**REQUEST**
Note each line of the listing that contains the string "surface", and copy it.

____ TASK DATA

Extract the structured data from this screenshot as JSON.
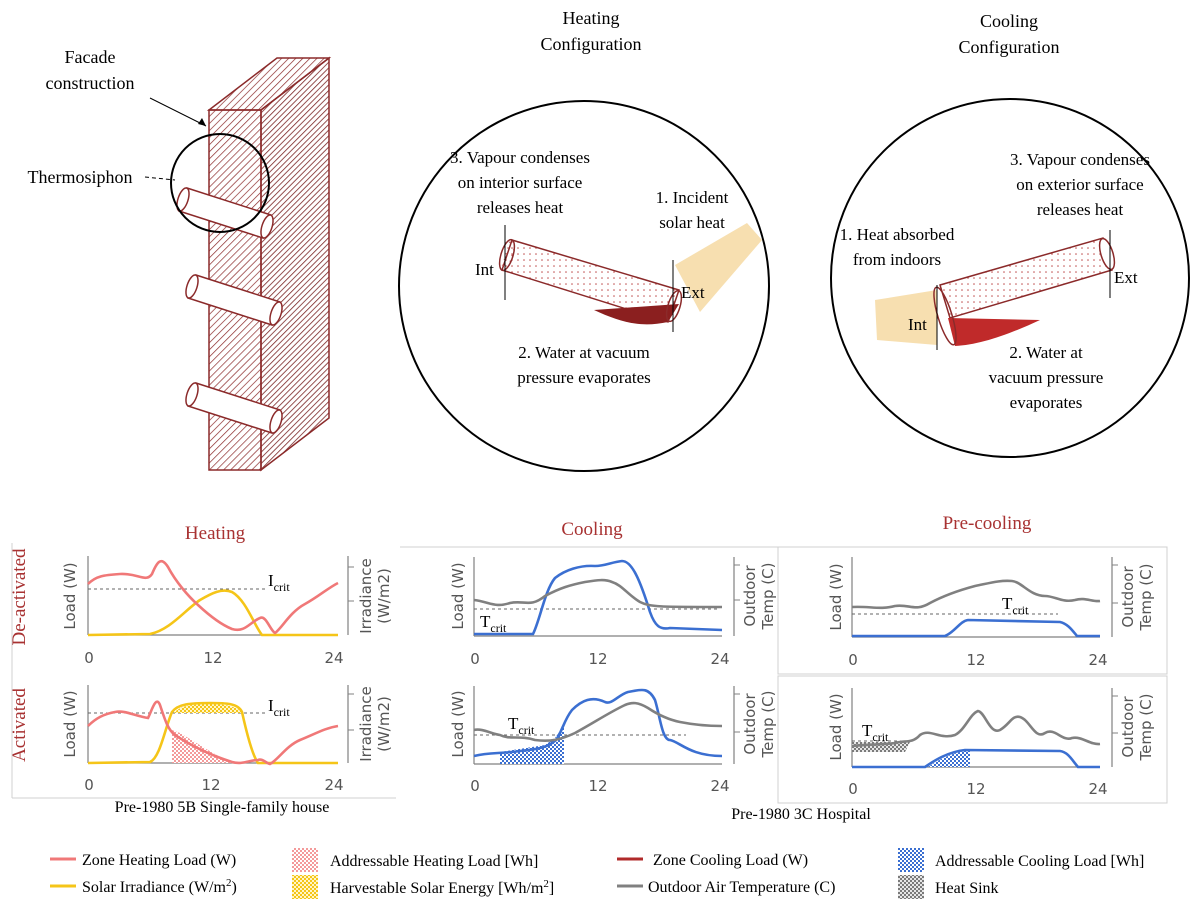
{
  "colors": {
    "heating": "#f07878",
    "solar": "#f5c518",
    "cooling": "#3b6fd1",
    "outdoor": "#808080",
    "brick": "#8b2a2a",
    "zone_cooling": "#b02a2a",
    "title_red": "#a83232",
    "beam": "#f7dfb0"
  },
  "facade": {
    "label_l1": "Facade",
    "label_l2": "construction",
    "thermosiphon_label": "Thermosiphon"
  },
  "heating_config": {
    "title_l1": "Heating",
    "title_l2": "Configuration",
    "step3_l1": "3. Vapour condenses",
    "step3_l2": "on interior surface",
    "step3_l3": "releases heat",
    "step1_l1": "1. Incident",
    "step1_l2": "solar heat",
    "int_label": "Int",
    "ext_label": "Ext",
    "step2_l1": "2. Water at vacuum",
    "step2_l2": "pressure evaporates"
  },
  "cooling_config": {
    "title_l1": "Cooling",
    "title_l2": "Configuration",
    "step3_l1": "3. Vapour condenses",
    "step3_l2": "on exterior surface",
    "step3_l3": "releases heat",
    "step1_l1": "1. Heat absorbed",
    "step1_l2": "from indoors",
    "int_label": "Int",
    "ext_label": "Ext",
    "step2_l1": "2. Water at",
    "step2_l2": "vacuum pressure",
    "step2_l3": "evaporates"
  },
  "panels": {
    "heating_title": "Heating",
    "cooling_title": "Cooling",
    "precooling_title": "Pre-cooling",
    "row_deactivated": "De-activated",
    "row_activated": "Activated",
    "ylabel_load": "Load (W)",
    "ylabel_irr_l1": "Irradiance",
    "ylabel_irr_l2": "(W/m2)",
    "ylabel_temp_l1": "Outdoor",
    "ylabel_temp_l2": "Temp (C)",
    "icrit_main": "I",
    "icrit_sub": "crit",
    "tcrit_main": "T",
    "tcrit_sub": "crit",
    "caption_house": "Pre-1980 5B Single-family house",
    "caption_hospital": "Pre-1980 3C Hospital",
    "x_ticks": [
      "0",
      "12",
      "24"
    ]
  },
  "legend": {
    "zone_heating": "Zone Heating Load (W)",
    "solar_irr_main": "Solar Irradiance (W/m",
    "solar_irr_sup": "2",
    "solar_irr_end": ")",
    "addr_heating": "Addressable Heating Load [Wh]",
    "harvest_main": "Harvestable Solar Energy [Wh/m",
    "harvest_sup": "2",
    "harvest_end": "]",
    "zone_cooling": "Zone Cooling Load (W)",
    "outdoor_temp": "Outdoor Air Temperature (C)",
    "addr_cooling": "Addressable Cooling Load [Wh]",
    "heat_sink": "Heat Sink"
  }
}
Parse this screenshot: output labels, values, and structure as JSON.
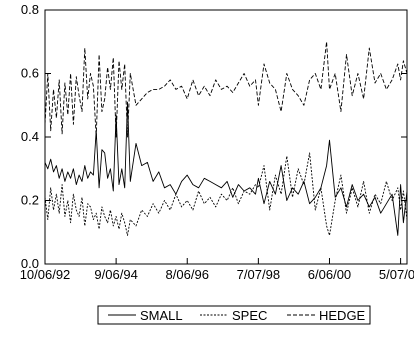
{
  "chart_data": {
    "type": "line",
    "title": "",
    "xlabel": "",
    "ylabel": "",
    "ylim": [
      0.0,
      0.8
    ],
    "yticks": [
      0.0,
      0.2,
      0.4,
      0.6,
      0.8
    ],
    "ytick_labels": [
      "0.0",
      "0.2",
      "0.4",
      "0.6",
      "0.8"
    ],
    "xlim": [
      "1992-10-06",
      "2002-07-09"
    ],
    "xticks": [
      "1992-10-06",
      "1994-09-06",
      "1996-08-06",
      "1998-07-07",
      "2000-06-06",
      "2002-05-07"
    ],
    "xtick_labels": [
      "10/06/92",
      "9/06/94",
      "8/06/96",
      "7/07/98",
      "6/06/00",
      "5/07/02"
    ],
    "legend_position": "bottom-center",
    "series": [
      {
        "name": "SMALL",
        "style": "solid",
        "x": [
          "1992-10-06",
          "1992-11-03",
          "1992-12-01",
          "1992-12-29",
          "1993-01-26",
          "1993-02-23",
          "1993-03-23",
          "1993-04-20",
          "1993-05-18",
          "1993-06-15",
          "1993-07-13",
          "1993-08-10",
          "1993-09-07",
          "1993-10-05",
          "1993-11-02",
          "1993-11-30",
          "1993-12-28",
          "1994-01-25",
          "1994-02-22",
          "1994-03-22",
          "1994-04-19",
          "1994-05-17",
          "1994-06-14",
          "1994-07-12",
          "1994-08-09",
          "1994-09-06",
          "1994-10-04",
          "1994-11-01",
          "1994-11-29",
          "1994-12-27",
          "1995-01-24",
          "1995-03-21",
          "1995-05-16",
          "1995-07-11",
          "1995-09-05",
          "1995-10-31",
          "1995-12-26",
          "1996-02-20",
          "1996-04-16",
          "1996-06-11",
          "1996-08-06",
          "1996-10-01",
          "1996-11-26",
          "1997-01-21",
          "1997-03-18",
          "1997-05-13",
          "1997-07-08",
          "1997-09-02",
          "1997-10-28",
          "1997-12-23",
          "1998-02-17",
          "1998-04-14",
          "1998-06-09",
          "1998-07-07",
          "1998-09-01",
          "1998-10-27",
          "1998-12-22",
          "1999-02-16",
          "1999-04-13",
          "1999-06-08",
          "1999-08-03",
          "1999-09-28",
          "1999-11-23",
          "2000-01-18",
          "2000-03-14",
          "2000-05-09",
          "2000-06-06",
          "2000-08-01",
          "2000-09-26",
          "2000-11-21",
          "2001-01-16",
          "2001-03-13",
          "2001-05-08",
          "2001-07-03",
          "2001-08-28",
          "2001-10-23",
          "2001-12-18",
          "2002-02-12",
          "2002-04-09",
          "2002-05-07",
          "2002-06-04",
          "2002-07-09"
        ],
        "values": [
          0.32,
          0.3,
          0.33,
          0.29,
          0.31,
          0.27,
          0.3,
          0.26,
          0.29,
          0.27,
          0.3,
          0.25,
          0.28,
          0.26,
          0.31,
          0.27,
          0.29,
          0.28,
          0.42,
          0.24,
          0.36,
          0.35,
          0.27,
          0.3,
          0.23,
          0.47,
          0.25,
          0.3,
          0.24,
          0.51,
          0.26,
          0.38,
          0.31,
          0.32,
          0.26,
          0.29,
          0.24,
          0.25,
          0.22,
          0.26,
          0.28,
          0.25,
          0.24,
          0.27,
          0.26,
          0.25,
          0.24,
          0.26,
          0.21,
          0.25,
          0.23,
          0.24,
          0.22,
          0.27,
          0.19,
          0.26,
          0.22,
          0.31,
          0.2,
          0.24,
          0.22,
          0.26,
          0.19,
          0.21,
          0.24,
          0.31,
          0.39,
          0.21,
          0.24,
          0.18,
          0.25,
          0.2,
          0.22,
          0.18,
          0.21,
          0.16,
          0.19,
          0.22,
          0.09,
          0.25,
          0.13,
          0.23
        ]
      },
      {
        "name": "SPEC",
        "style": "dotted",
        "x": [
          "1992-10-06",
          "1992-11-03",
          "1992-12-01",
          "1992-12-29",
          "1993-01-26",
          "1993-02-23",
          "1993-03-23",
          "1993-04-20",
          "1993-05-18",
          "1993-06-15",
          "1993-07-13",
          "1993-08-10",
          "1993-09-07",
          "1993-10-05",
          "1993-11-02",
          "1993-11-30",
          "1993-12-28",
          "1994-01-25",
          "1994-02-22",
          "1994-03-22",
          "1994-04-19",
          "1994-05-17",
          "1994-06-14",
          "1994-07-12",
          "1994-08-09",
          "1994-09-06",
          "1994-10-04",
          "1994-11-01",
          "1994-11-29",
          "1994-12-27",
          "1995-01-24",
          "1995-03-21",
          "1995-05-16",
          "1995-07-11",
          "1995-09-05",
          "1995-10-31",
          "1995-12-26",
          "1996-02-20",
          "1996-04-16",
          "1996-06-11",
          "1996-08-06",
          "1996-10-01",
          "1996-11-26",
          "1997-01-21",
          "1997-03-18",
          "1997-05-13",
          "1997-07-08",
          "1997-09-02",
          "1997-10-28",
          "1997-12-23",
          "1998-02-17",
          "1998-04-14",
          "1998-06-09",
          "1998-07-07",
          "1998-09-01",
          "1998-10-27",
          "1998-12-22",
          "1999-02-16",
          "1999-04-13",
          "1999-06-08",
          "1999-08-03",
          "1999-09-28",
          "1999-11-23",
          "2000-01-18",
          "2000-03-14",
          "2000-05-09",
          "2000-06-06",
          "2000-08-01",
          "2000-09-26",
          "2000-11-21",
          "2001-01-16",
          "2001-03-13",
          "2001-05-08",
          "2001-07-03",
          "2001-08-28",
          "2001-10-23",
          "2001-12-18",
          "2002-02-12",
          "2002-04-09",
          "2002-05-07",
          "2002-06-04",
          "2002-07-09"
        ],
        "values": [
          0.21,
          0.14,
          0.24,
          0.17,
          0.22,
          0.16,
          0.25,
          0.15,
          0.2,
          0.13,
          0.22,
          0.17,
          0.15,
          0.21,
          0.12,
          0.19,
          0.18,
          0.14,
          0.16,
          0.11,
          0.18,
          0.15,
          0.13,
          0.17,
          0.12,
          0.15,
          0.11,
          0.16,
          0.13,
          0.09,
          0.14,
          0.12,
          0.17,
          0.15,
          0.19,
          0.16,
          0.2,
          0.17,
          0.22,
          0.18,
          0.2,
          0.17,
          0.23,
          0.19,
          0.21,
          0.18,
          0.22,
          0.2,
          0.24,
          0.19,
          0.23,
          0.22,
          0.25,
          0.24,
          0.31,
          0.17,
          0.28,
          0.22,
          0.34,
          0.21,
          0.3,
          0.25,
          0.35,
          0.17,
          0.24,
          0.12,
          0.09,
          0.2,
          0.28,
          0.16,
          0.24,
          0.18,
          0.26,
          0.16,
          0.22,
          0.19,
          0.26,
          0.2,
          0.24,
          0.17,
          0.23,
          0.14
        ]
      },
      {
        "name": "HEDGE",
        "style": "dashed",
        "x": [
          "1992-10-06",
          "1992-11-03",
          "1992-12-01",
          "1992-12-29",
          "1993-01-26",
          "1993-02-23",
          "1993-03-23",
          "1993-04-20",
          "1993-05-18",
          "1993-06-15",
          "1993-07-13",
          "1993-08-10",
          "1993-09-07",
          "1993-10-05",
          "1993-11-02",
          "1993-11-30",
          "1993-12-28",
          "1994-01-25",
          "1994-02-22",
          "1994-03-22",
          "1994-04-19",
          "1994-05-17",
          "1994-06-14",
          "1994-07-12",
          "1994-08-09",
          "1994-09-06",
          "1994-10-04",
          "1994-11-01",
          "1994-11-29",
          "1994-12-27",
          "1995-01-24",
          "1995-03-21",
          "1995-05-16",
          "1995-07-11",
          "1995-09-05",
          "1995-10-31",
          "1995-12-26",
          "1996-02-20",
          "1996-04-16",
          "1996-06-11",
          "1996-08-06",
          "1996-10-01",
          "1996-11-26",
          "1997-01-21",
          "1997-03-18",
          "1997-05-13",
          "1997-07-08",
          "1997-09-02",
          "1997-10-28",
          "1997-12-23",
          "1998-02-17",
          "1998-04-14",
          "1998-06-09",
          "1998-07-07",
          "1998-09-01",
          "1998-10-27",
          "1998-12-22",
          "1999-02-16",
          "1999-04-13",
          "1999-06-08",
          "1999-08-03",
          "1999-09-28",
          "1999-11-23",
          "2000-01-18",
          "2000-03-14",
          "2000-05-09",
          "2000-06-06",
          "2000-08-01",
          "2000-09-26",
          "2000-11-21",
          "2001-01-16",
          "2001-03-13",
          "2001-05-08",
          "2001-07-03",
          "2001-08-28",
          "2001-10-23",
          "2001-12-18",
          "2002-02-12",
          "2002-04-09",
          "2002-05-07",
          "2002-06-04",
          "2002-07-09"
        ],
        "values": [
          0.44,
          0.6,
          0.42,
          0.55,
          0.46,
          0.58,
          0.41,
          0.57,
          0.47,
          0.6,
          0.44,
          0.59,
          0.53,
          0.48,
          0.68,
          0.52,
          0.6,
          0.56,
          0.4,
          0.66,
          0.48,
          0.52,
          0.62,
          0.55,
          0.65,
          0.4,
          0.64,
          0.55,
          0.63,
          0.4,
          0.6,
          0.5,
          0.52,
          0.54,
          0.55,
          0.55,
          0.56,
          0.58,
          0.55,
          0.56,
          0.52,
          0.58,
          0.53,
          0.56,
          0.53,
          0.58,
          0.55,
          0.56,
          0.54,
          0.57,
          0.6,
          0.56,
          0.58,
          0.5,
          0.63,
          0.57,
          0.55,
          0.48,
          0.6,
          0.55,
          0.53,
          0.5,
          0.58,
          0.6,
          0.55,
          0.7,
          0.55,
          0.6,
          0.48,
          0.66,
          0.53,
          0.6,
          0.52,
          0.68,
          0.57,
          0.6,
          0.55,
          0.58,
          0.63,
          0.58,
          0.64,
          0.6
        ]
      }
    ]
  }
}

________

**CORRECT OUTPUT**
    "step3_l2": "on interior surface",
    "step3_l2": "on exterior surface",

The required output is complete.